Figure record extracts
↓↓↓
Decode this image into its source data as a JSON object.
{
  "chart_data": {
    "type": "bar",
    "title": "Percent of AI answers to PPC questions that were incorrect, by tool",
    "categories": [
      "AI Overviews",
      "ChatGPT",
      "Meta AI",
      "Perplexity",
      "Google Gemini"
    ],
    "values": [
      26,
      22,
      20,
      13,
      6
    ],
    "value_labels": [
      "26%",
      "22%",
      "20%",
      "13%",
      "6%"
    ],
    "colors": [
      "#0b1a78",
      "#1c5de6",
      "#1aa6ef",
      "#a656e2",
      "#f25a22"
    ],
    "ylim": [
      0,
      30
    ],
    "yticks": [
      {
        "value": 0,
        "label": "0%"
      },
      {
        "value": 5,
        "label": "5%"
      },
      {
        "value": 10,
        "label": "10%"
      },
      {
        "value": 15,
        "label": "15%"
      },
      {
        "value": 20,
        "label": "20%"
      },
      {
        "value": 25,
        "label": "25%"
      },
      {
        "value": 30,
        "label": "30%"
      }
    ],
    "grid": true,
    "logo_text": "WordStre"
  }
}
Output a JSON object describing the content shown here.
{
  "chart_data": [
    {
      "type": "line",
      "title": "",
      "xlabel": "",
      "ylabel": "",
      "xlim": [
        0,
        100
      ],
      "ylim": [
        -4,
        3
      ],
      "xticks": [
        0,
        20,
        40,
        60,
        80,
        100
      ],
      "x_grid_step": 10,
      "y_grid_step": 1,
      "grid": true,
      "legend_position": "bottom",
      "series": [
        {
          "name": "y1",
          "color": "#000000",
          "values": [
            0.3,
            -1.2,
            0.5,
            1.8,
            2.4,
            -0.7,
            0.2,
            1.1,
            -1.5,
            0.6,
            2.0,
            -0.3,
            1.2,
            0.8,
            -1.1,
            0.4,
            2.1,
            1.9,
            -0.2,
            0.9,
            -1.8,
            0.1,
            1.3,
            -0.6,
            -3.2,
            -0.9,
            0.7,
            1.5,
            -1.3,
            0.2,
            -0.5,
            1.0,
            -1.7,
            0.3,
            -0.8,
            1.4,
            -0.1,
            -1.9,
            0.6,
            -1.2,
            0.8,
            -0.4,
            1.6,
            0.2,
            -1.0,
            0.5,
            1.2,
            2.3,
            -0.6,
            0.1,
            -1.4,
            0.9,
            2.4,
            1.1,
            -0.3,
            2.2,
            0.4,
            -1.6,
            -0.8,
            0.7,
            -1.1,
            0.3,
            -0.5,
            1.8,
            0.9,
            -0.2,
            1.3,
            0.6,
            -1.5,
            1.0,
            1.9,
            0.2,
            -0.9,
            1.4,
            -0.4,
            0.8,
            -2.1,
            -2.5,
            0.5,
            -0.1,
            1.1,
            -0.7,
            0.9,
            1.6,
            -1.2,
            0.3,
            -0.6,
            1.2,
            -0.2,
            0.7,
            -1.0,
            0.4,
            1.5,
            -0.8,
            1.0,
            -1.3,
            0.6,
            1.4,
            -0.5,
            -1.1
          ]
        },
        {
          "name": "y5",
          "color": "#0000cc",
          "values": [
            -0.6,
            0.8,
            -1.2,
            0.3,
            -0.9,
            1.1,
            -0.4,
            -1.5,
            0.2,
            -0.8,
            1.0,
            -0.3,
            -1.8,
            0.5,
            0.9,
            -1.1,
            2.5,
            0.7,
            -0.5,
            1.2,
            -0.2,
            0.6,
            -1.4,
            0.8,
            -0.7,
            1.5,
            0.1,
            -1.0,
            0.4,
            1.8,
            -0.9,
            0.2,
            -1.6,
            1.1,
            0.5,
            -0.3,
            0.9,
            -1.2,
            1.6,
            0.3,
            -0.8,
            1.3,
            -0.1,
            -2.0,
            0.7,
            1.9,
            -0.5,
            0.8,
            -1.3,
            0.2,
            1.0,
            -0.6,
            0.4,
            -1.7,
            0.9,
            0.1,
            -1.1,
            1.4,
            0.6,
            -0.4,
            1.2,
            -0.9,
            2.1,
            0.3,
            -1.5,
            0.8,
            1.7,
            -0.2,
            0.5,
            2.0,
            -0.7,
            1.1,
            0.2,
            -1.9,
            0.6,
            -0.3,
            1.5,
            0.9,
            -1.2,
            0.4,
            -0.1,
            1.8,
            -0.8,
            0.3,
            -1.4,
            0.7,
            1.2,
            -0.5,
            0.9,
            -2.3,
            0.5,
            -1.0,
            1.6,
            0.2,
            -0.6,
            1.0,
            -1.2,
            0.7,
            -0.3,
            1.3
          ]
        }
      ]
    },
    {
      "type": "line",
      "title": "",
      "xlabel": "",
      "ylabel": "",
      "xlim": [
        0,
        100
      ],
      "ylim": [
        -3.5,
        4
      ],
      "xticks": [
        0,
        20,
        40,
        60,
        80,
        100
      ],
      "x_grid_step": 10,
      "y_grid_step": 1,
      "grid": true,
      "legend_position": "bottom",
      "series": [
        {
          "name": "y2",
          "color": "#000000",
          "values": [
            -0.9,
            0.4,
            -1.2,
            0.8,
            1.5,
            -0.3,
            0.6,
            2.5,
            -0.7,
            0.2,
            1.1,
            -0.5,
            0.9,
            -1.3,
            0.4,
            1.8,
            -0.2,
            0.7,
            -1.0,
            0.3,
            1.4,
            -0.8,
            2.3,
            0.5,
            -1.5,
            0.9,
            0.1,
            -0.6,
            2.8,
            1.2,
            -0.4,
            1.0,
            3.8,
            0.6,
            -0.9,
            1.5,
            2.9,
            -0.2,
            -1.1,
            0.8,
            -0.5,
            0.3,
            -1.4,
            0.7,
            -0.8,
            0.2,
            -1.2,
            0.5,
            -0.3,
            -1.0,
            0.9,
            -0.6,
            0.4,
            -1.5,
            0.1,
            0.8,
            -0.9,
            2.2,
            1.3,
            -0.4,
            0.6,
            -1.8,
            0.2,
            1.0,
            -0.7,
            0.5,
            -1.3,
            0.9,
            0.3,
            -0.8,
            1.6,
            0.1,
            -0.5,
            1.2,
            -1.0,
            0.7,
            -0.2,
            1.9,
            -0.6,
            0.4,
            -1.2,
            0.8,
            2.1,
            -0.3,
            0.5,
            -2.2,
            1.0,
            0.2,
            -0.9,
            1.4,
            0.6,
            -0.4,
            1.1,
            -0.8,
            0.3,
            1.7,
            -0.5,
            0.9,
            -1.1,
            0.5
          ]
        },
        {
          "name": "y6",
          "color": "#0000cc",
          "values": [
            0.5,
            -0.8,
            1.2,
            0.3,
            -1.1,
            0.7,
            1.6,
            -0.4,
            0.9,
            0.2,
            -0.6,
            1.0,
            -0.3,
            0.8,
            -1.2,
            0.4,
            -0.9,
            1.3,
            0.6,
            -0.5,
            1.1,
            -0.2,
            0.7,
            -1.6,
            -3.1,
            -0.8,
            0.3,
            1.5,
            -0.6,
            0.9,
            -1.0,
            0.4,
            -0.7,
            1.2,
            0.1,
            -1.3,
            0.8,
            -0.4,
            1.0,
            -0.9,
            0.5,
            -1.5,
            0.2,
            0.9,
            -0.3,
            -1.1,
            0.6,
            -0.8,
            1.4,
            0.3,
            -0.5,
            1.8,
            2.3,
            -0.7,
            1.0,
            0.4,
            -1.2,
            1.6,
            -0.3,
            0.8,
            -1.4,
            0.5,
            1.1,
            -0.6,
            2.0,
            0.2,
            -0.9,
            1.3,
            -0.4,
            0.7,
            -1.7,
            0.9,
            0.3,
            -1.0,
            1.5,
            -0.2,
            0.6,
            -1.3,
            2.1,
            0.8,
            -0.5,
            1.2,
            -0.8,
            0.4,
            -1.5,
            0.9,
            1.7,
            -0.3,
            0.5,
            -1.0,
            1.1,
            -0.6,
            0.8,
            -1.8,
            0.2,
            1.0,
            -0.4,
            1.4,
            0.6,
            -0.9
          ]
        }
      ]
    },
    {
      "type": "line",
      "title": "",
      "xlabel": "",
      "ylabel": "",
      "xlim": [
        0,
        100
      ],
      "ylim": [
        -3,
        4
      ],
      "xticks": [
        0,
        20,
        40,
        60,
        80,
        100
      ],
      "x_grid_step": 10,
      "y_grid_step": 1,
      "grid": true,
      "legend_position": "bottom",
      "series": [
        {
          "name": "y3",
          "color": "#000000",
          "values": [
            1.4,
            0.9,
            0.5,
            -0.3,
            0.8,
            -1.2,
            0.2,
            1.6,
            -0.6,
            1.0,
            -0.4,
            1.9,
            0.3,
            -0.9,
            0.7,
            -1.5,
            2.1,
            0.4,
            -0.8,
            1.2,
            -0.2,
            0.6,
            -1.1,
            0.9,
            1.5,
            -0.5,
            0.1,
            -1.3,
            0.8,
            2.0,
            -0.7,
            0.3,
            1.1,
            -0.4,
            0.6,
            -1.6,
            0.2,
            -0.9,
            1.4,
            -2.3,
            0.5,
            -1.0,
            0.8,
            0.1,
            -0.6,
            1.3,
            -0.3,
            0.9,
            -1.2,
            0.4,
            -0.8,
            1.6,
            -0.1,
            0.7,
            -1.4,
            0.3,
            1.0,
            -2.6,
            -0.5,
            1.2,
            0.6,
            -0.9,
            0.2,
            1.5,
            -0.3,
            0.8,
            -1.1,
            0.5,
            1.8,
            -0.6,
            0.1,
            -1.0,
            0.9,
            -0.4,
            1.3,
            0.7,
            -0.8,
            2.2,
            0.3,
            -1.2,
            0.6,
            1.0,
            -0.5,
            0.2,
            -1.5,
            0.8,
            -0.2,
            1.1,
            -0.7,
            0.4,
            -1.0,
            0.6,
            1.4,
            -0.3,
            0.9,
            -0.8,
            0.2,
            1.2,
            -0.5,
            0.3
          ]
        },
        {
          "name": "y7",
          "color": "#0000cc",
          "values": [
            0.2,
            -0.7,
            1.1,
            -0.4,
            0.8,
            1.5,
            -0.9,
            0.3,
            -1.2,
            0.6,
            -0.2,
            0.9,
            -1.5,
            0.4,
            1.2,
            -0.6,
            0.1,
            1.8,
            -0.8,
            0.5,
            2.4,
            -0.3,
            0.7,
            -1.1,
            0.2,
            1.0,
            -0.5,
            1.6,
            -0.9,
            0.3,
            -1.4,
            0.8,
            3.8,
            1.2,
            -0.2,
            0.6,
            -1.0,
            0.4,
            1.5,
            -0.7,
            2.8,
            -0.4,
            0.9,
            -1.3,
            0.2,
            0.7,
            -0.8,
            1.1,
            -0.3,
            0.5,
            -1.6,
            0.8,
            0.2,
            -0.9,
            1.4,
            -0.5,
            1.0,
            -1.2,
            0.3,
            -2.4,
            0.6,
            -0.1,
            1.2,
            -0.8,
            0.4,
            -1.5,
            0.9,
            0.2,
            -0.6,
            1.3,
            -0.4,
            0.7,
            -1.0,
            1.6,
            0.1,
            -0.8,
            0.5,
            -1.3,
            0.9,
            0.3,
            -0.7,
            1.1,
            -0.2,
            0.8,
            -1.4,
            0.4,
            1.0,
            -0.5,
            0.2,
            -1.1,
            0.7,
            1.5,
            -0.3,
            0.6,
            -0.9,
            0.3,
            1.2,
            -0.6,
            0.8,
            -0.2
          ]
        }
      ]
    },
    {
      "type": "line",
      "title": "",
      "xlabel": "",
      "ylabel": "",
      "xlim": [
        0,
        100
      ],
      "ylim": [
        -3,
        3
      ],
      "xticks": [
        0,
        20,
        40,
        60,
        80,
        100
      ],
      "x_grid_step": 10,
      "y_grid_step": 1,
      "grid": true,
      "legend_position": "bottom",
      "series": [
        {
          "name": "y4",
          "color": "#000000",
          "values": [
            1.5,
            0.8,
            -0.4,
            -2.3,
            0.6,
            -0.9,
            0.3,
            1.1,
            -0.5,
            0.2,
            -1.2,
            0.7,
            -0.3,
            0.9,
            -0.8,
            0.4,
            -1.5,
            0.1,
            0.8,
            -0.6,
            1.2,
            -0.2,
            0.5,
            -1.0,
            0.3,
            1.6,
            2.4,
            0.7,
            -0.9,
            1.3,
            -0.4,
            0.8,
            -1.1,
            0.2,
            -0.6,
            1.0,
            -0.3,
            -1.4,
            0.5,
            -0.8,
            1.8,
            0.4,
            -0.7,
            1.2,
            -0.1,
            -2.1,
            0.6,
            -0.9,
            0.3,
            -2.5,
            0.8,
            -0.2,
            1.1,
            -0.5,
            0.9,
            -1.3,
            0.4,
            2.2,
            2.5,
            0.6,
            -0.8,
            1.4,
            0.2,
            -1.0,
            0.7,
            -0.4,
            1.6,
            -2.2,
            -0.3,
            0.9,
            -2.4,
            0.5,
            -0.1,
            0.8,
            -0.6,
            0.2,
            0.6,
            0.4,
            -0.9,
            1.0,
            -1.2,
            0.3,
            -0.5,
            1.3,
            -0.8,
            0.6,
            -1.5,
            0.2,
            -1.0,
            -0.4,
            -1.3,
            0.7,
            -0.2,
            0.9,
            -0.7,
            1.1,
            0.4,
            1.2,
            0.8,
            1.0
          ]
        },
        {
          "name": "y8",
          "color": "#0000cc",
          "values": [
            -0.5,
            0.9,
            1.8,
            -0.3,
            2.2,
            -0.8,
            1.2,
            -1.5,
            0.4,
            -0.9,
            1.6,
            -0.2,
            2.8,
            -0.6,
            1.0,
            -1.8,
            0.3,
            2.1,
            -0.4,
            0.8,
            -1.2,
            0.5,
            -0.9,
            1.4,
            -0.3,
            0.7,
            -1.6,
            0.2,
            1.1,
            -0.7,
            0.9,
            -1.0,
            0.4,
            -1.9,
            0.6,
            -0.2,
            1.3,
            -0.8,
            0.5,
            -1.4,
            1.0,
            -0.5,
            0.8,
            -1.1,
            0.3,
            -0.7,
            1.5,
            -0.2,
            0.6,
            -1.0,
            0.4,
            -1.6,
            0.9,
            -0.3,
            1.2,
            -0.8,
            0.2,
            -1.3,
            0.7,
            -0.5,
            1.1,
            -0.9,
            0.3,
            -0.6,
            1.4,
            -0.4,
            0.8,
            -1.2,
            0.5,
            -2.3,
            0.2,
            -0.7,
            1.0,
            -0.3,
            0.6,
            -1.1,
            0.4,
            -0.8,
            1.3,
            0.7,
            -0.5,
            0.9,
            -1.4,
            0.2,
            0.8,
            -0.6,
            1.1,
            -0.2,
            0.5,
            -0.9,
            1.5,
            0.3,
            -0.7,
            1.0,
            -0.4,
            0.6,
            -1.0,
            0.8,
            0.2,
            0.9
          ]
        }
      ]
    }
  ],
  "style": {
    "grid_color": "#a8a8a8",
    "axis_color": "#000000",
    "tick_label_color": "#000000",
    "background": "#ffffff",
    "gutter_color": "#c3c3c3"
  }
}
↑↑↑
### Problem requirements
Copy each line from the data above that includes "name".

### Result of the task
          "name": "y1",
          "name": "y5",
          "name": "y2",
          "name": "y6",
          "name": "y3",
          "name": "y7",
          "name": "y4",
          "name": "y8",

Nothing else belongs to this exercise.